> **Extracto de página**
=====

Brasil introduce subsidios a los combustibles ante tensiones en Oriente Medio
El Gobierno planea apoyo mensual para contener la inflación y estabilizar los precios antes de las elecciones.
Brasil anunció nuevos subsidios a los combustibles para mitigar el impacto económico del conflicto en Irán, con un gasto previsto de hasta R$2.900 millones (unos $580 millones) al mes para apoyar la gasolina y el diésel. La medida, introducida mediante un decreto provisional, busca contener la inflación y estabilizar los precios internos de los combustibles de cara a las elecciones presidenciales de octubre de 2026.
El programa tendrá una duración inicial de dos meses, con posibilidad de ampliación si es necesario, según el ministro de Planificación, Bruno Moretti. Se aplicará tanto a combustibles de producción nacional como importados, en respuesta a la preocupación por el aumento de los precios del petróleo a nivel global vinculado a la inestabilidad en Oriente Medio.

=====

> **Listado mostrado**
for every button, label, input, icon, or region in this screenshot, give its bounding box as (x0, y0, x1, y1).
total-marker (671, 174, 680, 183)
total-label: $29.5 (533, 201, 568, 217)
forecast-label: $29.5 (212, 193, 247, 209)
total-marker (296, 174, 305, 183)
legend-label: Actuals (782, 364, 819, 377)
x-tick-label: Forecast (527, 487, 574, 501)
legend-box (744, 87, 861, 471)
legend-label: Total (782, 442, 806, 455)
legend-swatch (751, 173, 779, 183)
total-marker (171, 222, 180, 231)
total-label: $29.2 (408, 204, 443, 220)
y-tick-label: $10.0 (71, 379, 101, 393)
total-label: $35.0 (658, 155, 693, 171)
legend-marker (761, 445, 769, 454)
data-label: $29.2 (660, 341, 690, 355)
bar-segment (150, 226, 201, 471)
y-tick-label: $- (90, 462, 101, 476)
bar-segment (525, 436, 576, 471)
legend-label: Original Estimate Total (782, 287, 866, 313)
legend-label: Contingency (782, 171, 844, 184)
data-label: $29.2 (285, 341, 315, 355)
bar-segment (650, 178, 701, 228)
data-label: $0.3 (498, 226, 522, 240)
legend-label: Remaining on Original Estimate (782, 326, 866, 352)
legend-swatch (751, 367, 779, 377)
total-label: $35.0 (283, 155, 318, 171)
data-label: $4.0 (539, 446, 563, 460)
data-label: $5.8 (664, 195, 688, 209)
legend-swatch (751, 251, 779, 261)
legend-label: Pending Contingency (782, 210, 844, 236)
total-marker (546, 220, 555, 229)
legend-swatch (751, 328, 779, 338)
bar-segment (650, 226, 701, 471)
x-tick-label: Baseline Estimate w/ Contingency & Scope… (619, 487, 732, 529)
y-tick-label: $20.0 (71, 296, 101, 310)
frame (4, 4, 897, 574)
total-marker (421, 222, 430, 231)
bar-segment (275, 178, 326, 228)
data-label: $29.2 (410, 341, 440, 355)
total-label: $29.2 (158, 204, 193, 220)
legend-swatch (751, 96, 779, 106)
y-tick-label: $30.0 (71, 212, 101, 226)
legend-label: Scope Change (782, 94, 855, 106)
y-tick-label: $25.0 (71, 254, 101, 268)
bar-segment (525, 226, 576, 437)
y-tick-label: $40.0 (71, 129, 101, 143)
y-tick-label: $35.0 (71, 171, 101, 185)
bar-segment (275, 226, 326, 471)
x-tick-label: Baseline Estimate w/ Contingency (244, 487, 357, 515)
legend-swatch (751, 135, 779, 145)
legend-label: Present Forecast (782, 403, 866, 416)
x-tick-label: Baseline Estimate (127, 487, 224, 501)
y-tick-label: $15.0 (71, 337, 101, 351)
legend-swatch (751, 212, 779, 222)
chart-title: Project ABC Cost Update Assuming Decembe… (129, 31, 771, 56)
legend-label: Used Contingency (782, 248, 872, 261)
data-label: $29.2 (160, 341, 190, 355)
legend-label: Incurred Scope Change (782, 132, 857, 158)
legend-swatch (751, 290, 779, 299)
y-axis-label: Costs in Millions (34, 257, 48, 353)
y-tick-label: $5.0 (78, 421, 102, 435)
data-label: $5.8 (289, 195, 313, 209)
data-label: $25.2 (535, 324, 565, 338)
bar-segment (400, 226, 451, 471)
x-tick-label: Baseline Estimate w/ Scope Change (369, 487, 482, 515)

=====

> **Ejercicios**
A) Reproduce el fragmento del texto sobre los subsidios a los combustibles en Brasil que empieza con "Brasil introduce subsidios" y sigue hasta "octubre de 2026.".
B) Prosigue el texto sobre los subsidios a los combustibles en Brasil a partir de su última oración.
El listado proviene de otra fuente.

> **Resultados por tarea**
A)
Brasil introduce subsidios a los combustibles ante tensiones en Oriente Medio
El Gobierno planea apoyo mensual para contener la inflación y estabilizar los precios antes de las elecciones.
Brasil anunció nuevos subsidios a los combustibles para mitigar el impacto económico del conflicto en Irán, con un gasto previsto de hasta R$2.900 millones (unos $580 millones) al mes para apoyar la gasolina y el diésel. La medida, introducida mediante un decreto provisional, busca contener la inflación y estabilizar los precios internos de los combustibles de cara a las elecciones presidenciales de octubre de 2026.

B)
Los subsidios forman parte de un paquete más amplio de medidas implementadas por el Gobierno de Luiz Inácio Lula da Silva desde el inicio del conflicto. Estas incluyen reducciones fiscales y apoyos financieros en distintas categorías energéticas por un total aproximado de R$13.000 millones (unos $2.600 millones). Entre las acciones destacan la eliminación de impuestos sobre el biodiésel y el combustible de aviación, incentivos a la producción nacional de diésel y subsidios a las importaciones de gas de cocina.
Al mismo tiempo, el marco de políticas permite a Petrobras ajustar los precios del combustible si es necesario, aunque la empresa estatal limitó hasta ahora estos incrementos para evitar trasladar la volatilidad internacional a los consumidores. Actualmente, los precios en refinería en Brasil se sitúan muy por debajo de las referencias internacionales, según datos del sector.
Desde el Ministerio de Finanzas se ha señalado que los subsidios no infringen las reglas fiscales, argumentando que el aumento de los precios del petróleo también impulsaron los ingresos públicos. Las medidas reflejan el intento del país de equilibrar la estabilidad económica y la asequibilidad energética en un contexto de incertidumbre global.